_WRITTEN TASK_:
Below are some entries; can you quote all of them exactly?

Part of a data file

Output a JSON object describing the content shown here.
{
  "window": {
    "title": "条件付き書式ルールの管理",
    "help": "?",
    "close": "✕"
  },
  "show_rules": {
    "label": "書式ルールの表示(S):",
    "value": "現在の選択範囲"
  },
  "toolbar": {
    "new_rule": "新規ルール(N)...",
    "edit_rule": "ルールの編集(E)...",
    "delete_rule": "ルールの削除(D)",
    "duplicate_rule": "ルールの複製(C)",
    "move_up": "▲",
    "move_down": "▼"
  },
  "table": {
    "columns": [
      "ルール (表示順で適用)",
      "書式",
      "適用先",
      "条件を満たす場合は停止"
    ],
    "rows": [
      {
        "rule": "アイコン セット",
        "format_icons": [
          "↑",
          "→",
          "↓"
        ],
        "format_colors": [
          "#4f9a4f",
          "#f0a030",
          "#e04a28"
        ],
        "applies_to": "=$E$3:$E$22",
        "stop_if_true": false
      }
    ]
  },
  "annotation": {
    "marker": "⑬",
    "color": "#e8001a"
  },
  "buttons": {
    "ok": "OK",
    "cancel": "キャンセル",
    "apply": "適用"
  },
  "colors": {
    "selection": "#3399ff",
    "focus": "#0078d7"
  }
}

_RESPONSE TO THIS EXERCISE_:
Output a JSON object describing the content shown here.
{
  "window": {
    "title": "条件付き書式ルールの管理",
    "help": "?",
    "close": "✕"
  },
  "show_rules": {
    "label": "書式ルールの表示(S):",
    "value": "現在の選択範囲"
  },
  "toolbar": {
    "new_rule": "新規ルール(N)...",
    "edit_rule": "ルールの編集(E)...",
    "delete_rule": "ルールの削除(D)",
    "duplicate_rule": "ルールの複製(C)",
    "move_up": "▲",
    "move_down": "▼"
  },
  "table": {
    "columns": [
      "ルール (表示順で適用)",
      "書式",
      "適用先",
      "条件を満たす場合は停止"
    ],
    "rows": [
      {
        "rule": "アイコン セット",
        "format_icons": [
          "↑",
          "→",
          "↓"
        ],
        "format_colors": [
          "#4f9a4f",
          "#f0a030",
          "#e04a28"
        ],
        "applies_to": "=$E$3:$E$22",
        "stop_if_true": false
      }
    ]
  },
  "annotation": {
    "marker": "⑬",
    "color": "#e8001a"
  },
  "buttons": {
    "ok": "OK",
    "cancel": "キャンセル",
    "apply": "適用"
  },
  "colors": {
    "selection": "#3399ff",
    "focus": "#0078d7"
  }
}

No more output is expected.